--- start ---

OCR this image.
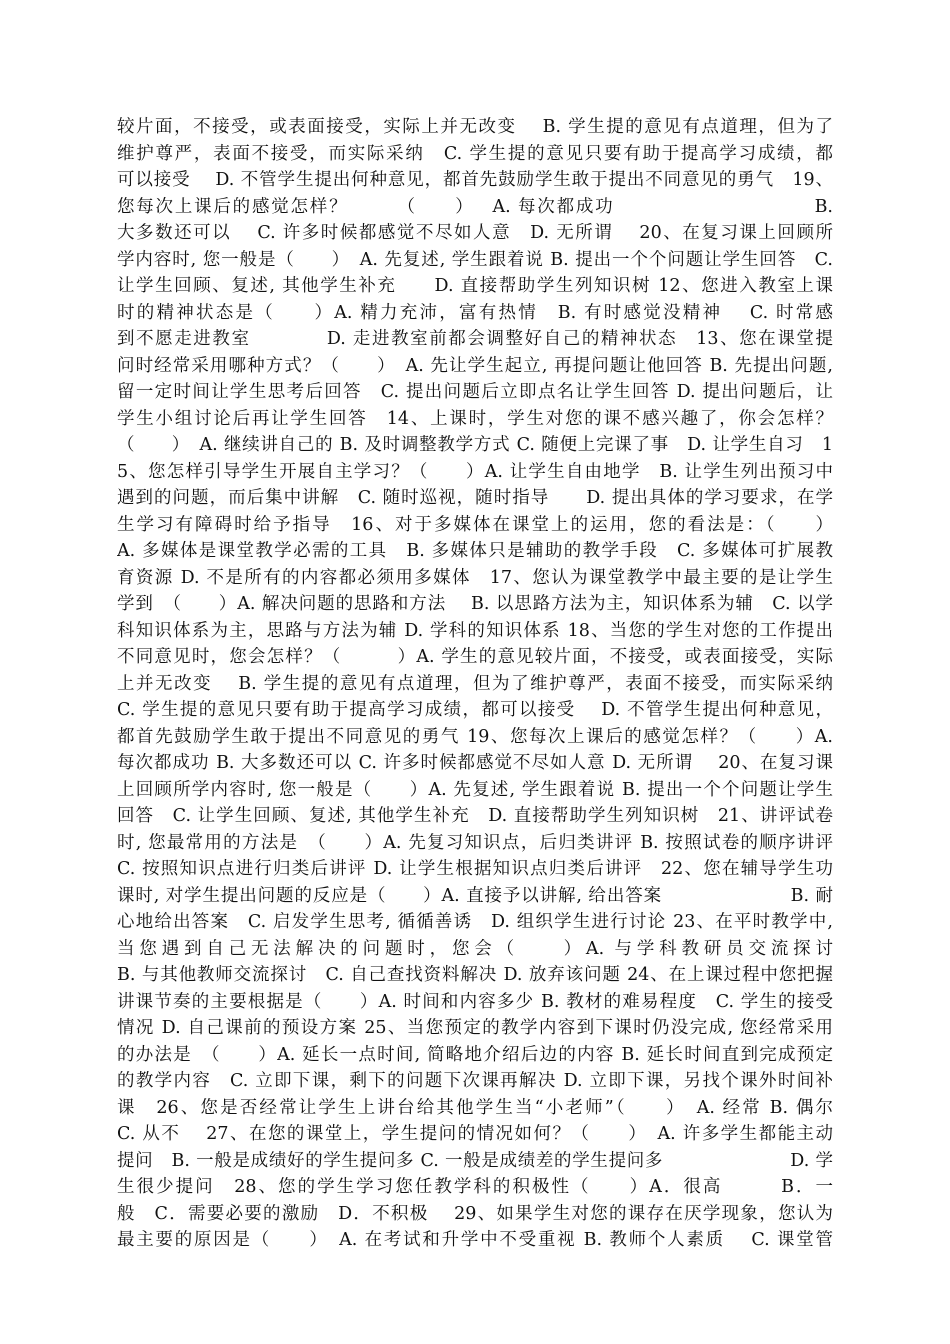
较片面，不接受，或表面接受，实际上并无改变　 B. 学生提的意见有点道理，但为了
维护尊严，表面不接受，而实际采纳　C. 学生提的意见只要有助于提高学习成绩，都
可以接受　 D. 不管学生提出何种意见，都首先鼓励学生敢于提出不同意见的勇气　19、
您每次上课后的感觉怎样？　　　（　　）　 A. 每次都成功　　　　　　　　　　 B.
大多数还可以　 C. 许多时候都感觉不尽如人意　D. 无所谓　 20、在复习课上回顾所
学内容时, 您一般是（　　）　A. 先复述, 学生跟着说 B. 提出一个个问题让学生回答　C.
让学生回顾、复述, 其他学生补充　　D. 直接帮助学生列知识树 12、您进入教室上课
时的精神状态是（　　）A. 精力充沛，富有热情　B. 有时感觉没精神　 C. 时常感
到不愿走进教室　　　　D. 走进教室前都会调整好自己的精神状态　13、您在课堂提
问时经常采用哪种方式？（　　）　A. 先让学生起立, 再提问题让他回答 B. 先提出问题,
留一定时间让学生思考后回答　C. 提出问题后立即点名让学生回答 D. 提出问题后，让
学生小组讨论后再让学生回答　14、上课时，学生对您的课不感兴趣了，你会怎样？
（　　）　A. 继续讲自己的 B. 及时调整教学方式 C. 随便上完课了事　D. 让学生自习　1
5、您怎样引导学生开展自主学习？（　　）A. 让学生自由地学　B. 让学生列出预习中
遇到的问题，而后集中讲解　C. 随时巡视，随时指导　　D. 提出具体的学习要求，在学
生学习有障碍时给予指导　16、对于多媒体在课堂上的运用，您的看法是：（　　）
A. 多媒体是课堂教学必需的工具　B. 多媒体只是辅助的教学手段　C. 多媒体可扩展教
育资源 D. 不是所有的内容都必须用多媒体　17、您认为课堂教学中最主要的是让学生
学到　（　　）A. 解决问题的思路和方法　 B. 以思路方法为主，知识体系为辅　C. 以学
科知识体系为主，思路与方法为辅 D. 学科的知识体系 18、当您的学生对您的工作提出
不同意见时，您会怎样？（　　　）A. 学生的意见较片面，不接受，或表面接受，实际
上并无改变　 B. 学生提的意见有点道理，但为了维护尊严，表面不接受，而实际采纳
C. 学生提的意见只要有助于提高学习成绩，都可以接受　 D. 不管学生提出何种意见，
都首先鼓励学生敢于提出不同意见的勇气 19、您每次上课后的感觉怎样？（　　）A.
每次都成功 B. 大多数还可以 C. 许多时候都感觉不尽如人意 D. 无所谓　 20、在复习课
上回顾所学内容时, 您一般是（　　）A. 先复述, 学生跟着说 B. 提出一个个问题让学生
回答　C. 让学生回顾、复述, 其他学生补充　D. 直接帮助学生列知识树　21、讲评试卷
时, 您最常用的方法是　（　　）A. 先复习知识点，后归类讲评 B. 按照试卷的顺序讲评
C. 按照知识点进行归类后讲评 D. 让学生根据知识点归类后讲评　22、您在辅导学生功
课时, 对学生提出问题的反应是（　　）A. 直接予以讲解, 给出答案　　　　　　　B. 耐
心地给出答案　C. 启发学生思考, 循循善诱　D. 组织学生进行讨论 23、在平时教学中,
当您遇到自己无法解决的问题时，您会（　　）A. 与学科教研员交流探讨
B. 与其他教师交流探讨　C. 自己查找资料解决 D. 放弃该问题 24、在上课过程中您把握
讲课节奏的主要根据是（　　）A. 时间和内容多少 B. 教材的难易程度　C. 学生的接受
情况 D. 自己课前的预设方案 25、当您预定的教学内容到下课时仍没完成, 您经常采用
的办法是　（　　）A. 延长一点时间, 简略地介绍后边的内容 B. 延长时间直到完成预定
的教学内容　C. 立即下课，剩下的问题下次课再解决 D. 立即下课，另找个课外时间补
课　26、您是否经常让学生上讲台给其他学生当“小老师”（　　）　A. 经常 B. 偶尔
C. 从不　 27、在您的课堂上，学生提问的情况如何？（　　）　A. 许多学生都能主动
提问　B. 一般是成绩好的学生提问多 C. 一般是成绩差的学生提问多　　　　　　　D. 学
生很少提问　28、您的学生学习您任教学科的积极性（　　）A．很高　　　B．一
般　C．需要必要的激励　D．不积极　 29、如果学生对您的课存在厌学现象，您认为
最主要的原因是（　　）　A. 在考试和升学中不受重视 B. 教师个人素质　 C. 课堂管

--- end ---

PROBLEM DESCRIPTION:
Leave the images out, please, and restate each line word for word.

WRITTEN ANSWER:
OCR this image.
较片面，不接受，或表面接受，实际上并无改变　 B. 学生提的意见有点道理，但为了
维护尊严，表面不接受，而实际采纳　C. 学生提的意见只要有助于提高学习成绩，都
可以接受　 D. 不管学生提出何种意见，都首先鼓励学生敢于提出不同意见的勇气　19、
您每次上课后的感觉怎样？　　　（　　）　 A. 每次都成功　　　　　　　　　　 B.
大多数还可以　 C. 许多时候都感觉不尽如人意　D. 无所谓　 20、在复习课上回顾所
学内容时, 您一般是（　　）　A. 先复述, 学生跟着说 B. 提出一个个问题让学生回答　C.
让学生回顾、复述, 其他学生补充　　D. 直接帮助学生列知识树 12、您进入教室上课
时的精神状态是（　　）A. 精力充沛，富有热情　B. 有时感觉没精神　 C. 时常感
到不愿走进教室　　　　D. 走进教室前都会调整好自己的精神状态　13、您在课堂提
问时经常采用哪种方式？（　　）　A. 先让学生起立, 再提问题让他回答 B. 先提出问题,
留一定时间让学生思考后回答　C. 提出问题后立即点名让学生回答 D. 提出问题后，让
学生小组讨论后再让学生回答　14、上课时，学生对您的课不感兴趣了，你会怎样？
（　　）　A. 继续讲自己的 B. 及时调整教学方式 C. 随便上完课了事　D. 让学生自习　1
5、您怎样引导学生开展自主学习？（　　）A. 让学生自由地学　B. 让学生列出预习中
遇到的问题，而后集中讲解　C. 随时巡视，随时指导　　D. 提出具体的学习要求，在学
生学习有障碍时给予指导　16、对于多媒体在课堂上的运用，您的看法是：（　　）
A. 多媒体是课堂教学必需的工具　B. 多媒体只是辅助的教学手段　C. 多媒体可扩展教
育资源 D. 不是所有的内容都必须用多媒体　17、您认为课堂教学中最主要的是让学生
学到　（　　）A. 解决问题的思路和方法　 B. 以思路方法为主，知识体系为辅　C. 以学
科知识体系为主，思路与方法为辅 D. 学科的知识体系 18、当您的学生对您的工作提出
不同意见时，您会怎样？（　　　）A. 学生的意见较片面，不接受，或表面接受，实际
上并无改变　 B. 学生提的意见有点道理，但为了维护尊严，表面不接受，而实际采纳
C. 学生提的意见只要有助于提高学习成绩，都可以接受　 D. 不管学生提出何种意见，
都首先鼓励学生敢于提出不同意见的勇气 19、您每次上课后的感觉怎样？（　　）A.
每次都成功 B. 大多数还可以 C. 许多时候都感觉不尽如人意 D. 无所谓　 20、在复习课
上回顾所学内容时, 您一般是（　　）A. 先复述, 学生跟着说 B. 提出一个个问题让学生
回答　C. 让学生回顾、复述, 其他学生补充　D. 直接帮助学生列知识树　21、讲评试卷
时, 您最常用的方法是　（　　）A. 先复习知识点，后归类讲评 B. 按照试卷的顺序讲评
C. 按照知识点进行归类后讲评 D. 让学生根据知识点归类后讲评　22、您在辅导学生功
课时, 对学生提出问题的反应是（　　）A. 直接予以讲解, 给出答案　　　　　　　B. 耐
心地给出答案　C. 启发学生思考, 循循善诱　D. 组织学生进行讨论 23、在平时教学中,
当您遇到自己无法解决的问题时，您会（　　）A. 与学科教研员交流探讨
B. 与其他教师交流探讨　C. 自己查找资料解决 D. 放弃该问题 24、在上课过程中您把握
讲课节奏的主要根据是（　　）A. 时间和内容多少 B. 教材的难易程度　C. 学生的接受
情况 D. 自己课前的预设方案 25、当您预定的教学内容到下课时仍没完成, 您经常采用
的办法是　（　　）A. 延长一点时间, 简略地介绍后边的内容 B. 延长时间直到完成预定
的教学内容　C. 立即下课，剩下的问题下次课再解决 D. 立即下课，另找个课外时间补
课　26、您是否经常让学生上讲台给其他学生当“小老师”（　　）　A. 经常 B. 偶尔
C. 从不　 27、在您的课堂上，学生提问的情况如何？（　　）　A. 许多学生都能主动
提问　B. 一般是成绩好的学生提问多 C. 一般是成绩差的学生提问多　　　　　　　D. 学
生很少提问　28、您的学生学习您任教学科的积极性（　　）A．很高　　　B．一
般　C．需要必要的激励　D．不积极　 29、如果学生对您的课存在厌学现象，您认为
最主要的原因是（　　）　A. 在考试和升学中不受重视 B. 教师个人素质　 C. 课堂管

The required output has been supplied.